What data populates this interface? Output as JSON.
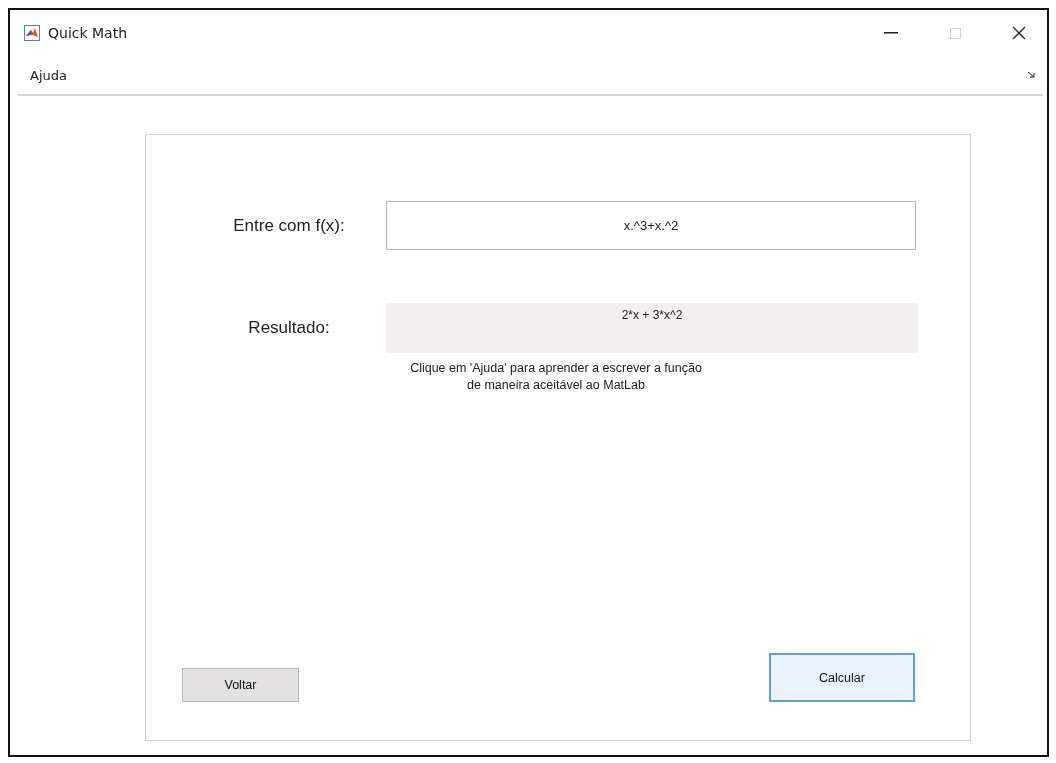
{
  "window": {
    "title": "Quick Math",
    "maximize_disabled": true
  },
  "menu": [
    {
      "label": "Ajuda"
    }
  ],
  "input": {
    "label": "Entre com f(x):",
    "value": "x.^3+x.^2"
  },
  "result": {
    "label": "Resultado:",
    "value": "2*x + 3*x^2"
  },
  "note": "Clique em 'Ajuda' para aprender a escrever a função\nde maneira aceitável ao MatLab",
  "buttons": [
    {
      "label": "Voltar",
      "focused": false
    },
    {
      "label": "Calcular",
      "focused": true
    }
  ]
}
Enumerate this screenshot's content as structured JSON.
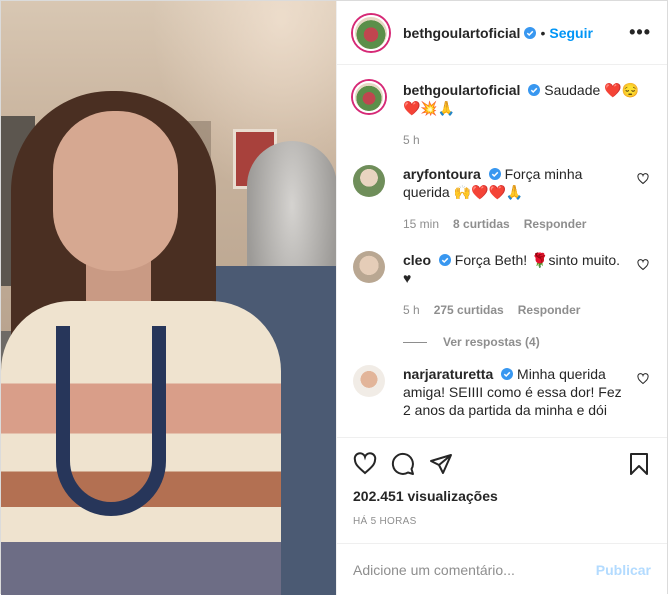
{
  "post": {
    "username": "bethgoulartoficial",
    "follow_label": "Seguir",
    "separator": "•",
    "more_label": "•••",
    "caption": {
      "username": "bethgoulartoficial",
      "text": "Saudade ❤️😔 ❤️💥🙏",
      "time": "5 h"
    }
  },
  "comments": [
    {
      "username": "aryfontoura",
      "text": "Força minha querida 🙌❤️❤️🙏",
      "time": "15 min",
      "likes": "8 curtidas",
      "reply_label": "Responder"
    },
    {
      "username": "cleo",
      "text": "Força Beth! 🌹sinto muito. ♥",
      "time": "5 h",
      "likes": "275 curtidas",
      "reply_label": "Responder",
      "view_replies": "Ver respostas (4)"
    },
    {
      "username": "narjaraturetta",
      "text": "Minha querida amiga! SEIIII como é essa dor! Fez 2 anos da partida da minha e dói"
    }
  ],
  "stats": {
    "views": "202.451 visualizações",
    "posted_ago": "HÁ 5 HORAS"
  },
  "comment_box": {
    "placeholder": "Adicione um comentário...",
    "publish_label": "Publicar"
  },
  "colors": {
    "accent": "#0095f6",
    "verified": "#3897f0",
    "publish_disabled": "#b3dbff"
  },
  "icons": [
    "verified-badge-icon",
    "more-icon",
    "heart-icon",
    "comment-icon",
    "share-icon",
    "bookmark-icon",
    "small-heart-icon"
  ]
}
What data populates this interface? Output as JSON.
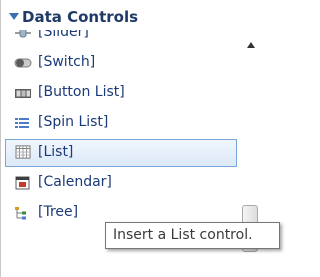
{
  "header": {
    "title": "Data Controls"
  },
  "items": [
    {
      "label": "[Slider]",
      "icon": "slider-icon"
    },
    {
      "label": "[Switch]",
      "icon": "switch-icon"
    },
    {
      "label": "[Button List]",
      "icon": "button-list-icon"
    },
    {
      "label": "[Spin List]",
      "icon": "spin-list-icon"
    },
    {
      "label": "[List]",
      "icon": "list-icon",
      "selected": true
    },
    {
      "label": "[Calendar]",
      "icon": "calendar-icon"
    },
    {
      "label": "[Tree]",
      "icon": "tree-icon"
    }
  ],
  "tooltip": {
    "text": "Insert a List control."
  },
  "colors": {
    "label": "#1b3a78",
    "selection": "#7aa7d9",
    "header_arrow": "#3a6fb0"
  }
}
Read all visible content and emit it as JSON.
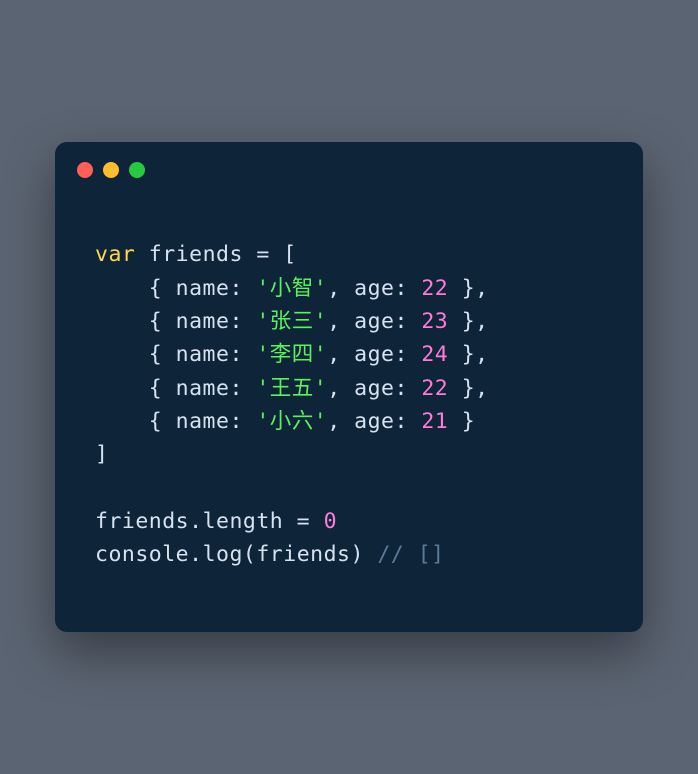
{
  "code": {
    "l1_kw": "var",
    "l1_sp": " ",
    "l1_id": "friends",
    "l1_rest": " = [",
    "l2_indent": "    { ",
    "l2_name": "name",
    "l2_colon": ": ",
    "l2_str": "'小智'",
    "l2_comma": ", ",
    "l2_age": "age",
    "l2_colon2": ": ",
    "l2_num": "22",
    "l2_end": " },",
    "l3_indent": "    { ",
    "l3_name": "name",
    "l3_colon": ": ",
    "l3_str": "'张三'",
    "l3_comma": ", ",
    "l3_age": "age",
    "l3_colon2": ": ",
    "l3_num": "23",
    "l3_end": " },",
    "l4_indent": "    { ",
    "l4_name": "name",
    "l4_colon": ": ",
    "l4_str": "'李四'",
    "l4_comma": ", ",
    "l4_age": "age",
    "l4_colon2": ": ",
    "l4_num": "24",
    "l4_end": " },",
    "l5_indent": "    { ",
    "l5_name": "name",
    "l5_colon": ": ",
    "l5_str": "'王五'",
    "l5_comma": ", ",
    "l5_age": "age",
    "l5_colon2": ": ",
    "l5_num": "22",
    "l5_end": " },",
    "l6_indent": "    { ",
    "l6_name": "name",
    "l6_colon": ": ",
    "l6_str": "'小六'",
    "l6_comma": ", ",
    "l6_age": "age",
    "l6_colon2": ": ",
    "l6_num": "21",
    "l6_end": " }",
    "l7": "]",
    "l8": "",
    "l9_a": "friends",
    "l9_b": ".",
    "l9_c": "length",
    "l9_d": " = ",
    "l9_e": "0",
    "l10_a": "console",
    "l10_b": ".",
    "l10_c": "log",
    "l10_d": "(",
    "l10_e": "friends",
    "l10_f": ") ",
    "l10_g": "// []"
  }
}
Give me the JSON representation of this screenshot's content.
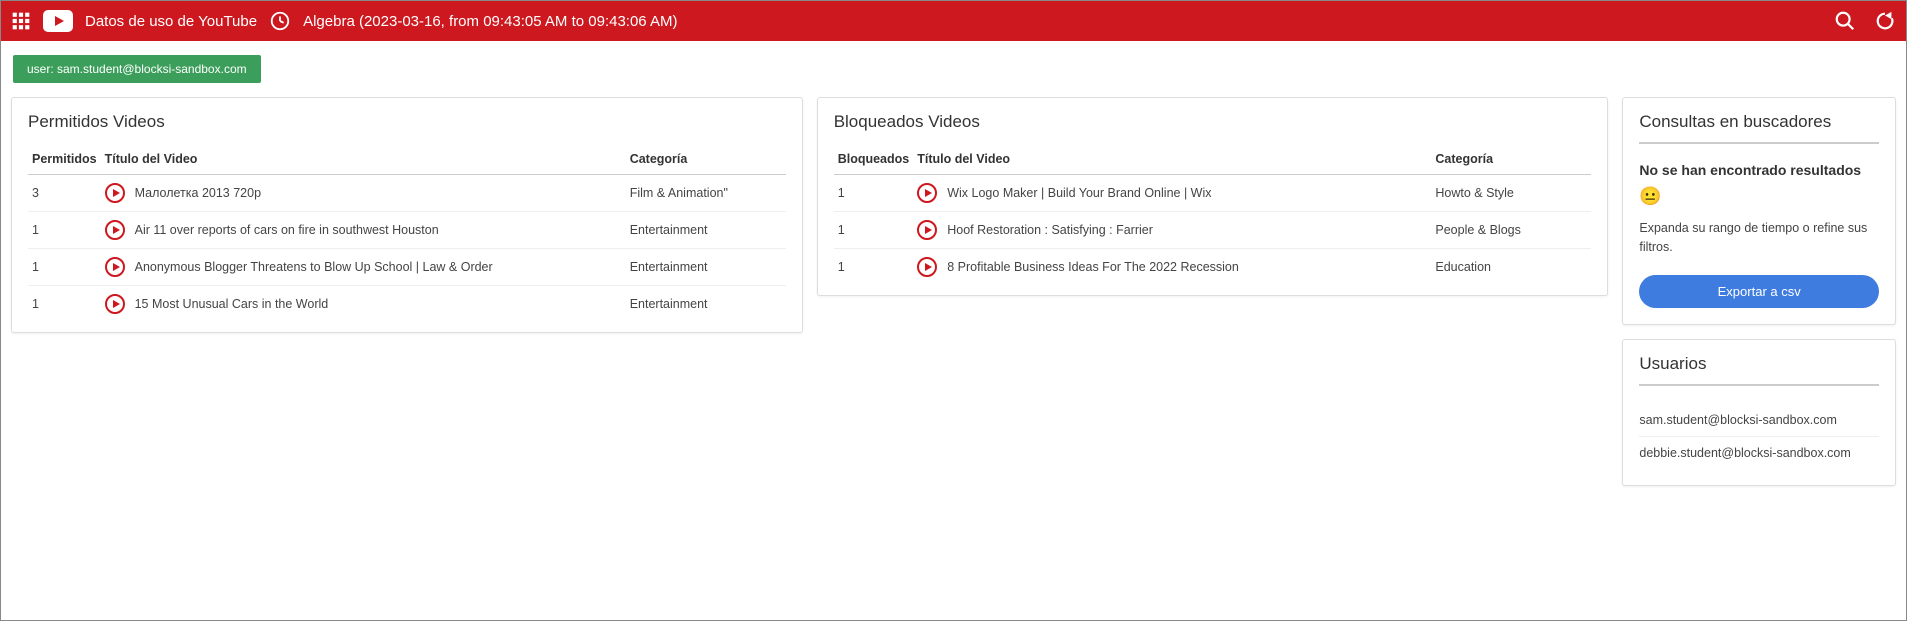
{
  "header": {
    "title": "Datos de uso de YouTube",
    "subtitle": "Algebra (2023-03-16, from 09:43:05 AM to 09:43:06 AM)"
  },
  "user_chip": "user: sam.student@blocksi-sandbox.com",
  "allowed": {
    "title": "Permitidos Videos",
    "cols": {
      "count": "Permitidos",
      "title": "Título del Video",
      "cat": "Categoría"
    },
    "rows": [
      {
        "count": "3",
        "title": "Малолетка 2013 720p",
        "cat": "Film & Animation\""
      },
      {
        "count": "1",
        "title": "Air 11 over reports of cars on fire in southwest Houston",
        "cat": "Entertainment"
      },
      {
        "count": "1",
        "title": "Anonymous Blogger Threatens to Blow Up School | Law & Order",
        "cat": "Entertainment"
      },
      {
        "count": "1",
        "title": "15 Most Unusual Cars in the World",
        "cat": "Entertainment"
      }
    ]
  },
  "blocked": {
    "title": "Bloqueados Videos",
    "cols": {
      "count": "Bloqueados",
      "title": "Título del Video",
      "cat": "Categoría"
    },
    "rows": [
      {
        "count": "1",
        "title": "Wix Logo Maker | Build Your Brand Online | Wix",
        "cat": "Howto & Style"
      },
      {
        "count": "1",
        "title": "Hoof Restoration : Satisfying : Farrier",
        "cat": "People & Blogs"
      },
      {
        "count": "1",
        "title": "8 Profitable Business Ideas For The 2022 Recession",
        "cat": "Education"
      }
    ]
  },
  "search_panel": {
    "title": "Consultas en buscadores",
    "no_results": "No se han encontrado resultados",
    "emoji": "😐",
    "hint": "Expanda su rango de tiempo o refine sus filtros.",
    "export_label": "Exportar a csv"
  },
  "users_panel": {
    "title": "Usuarios",
    "items": [
      "sam.student@blocksi-sandbox.com",
      "debbie.student@blocksi-sandbox.com"
    ]
  }
}
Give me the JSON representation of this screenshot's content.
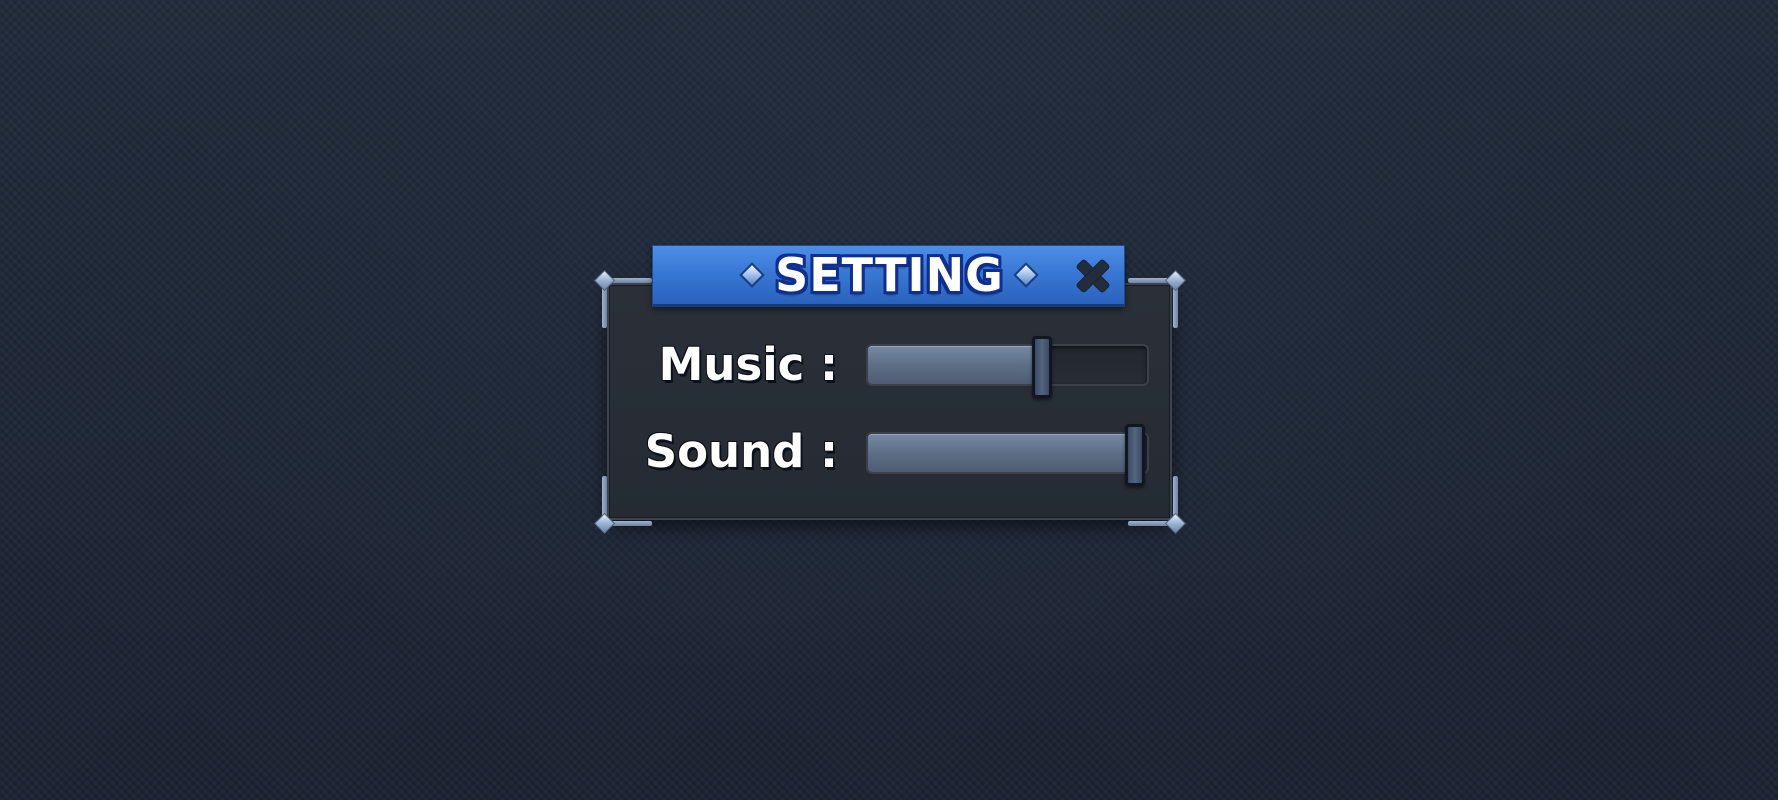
{
  "dialog": {
    "title": "SETTING",
    "close_icon": "close-icon"
  },
  "settings": [
    {
      "id": "music",
      "label": "Music :",
      "level": 0.64
    },
    {
      "id": "sound",
      "label": "Sound :",
      "level": 1.0
    }
  ],
  "colors": {
    "background": "#1b2230",
    "panel": "#282d35",
    "banner": "#3777d4",
    "title_outline": "#0e2f8f",
    "slider_fill": "#5d6e86",
    "handle": "#101722"
  }
}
== == ==
# CHALLENGE
Among the entries above, identify all lines with "verified" and copy them.

# RESPONSE TO THE EXERCISE
    "verified": "#3897f0",
    "verified-badge-icon",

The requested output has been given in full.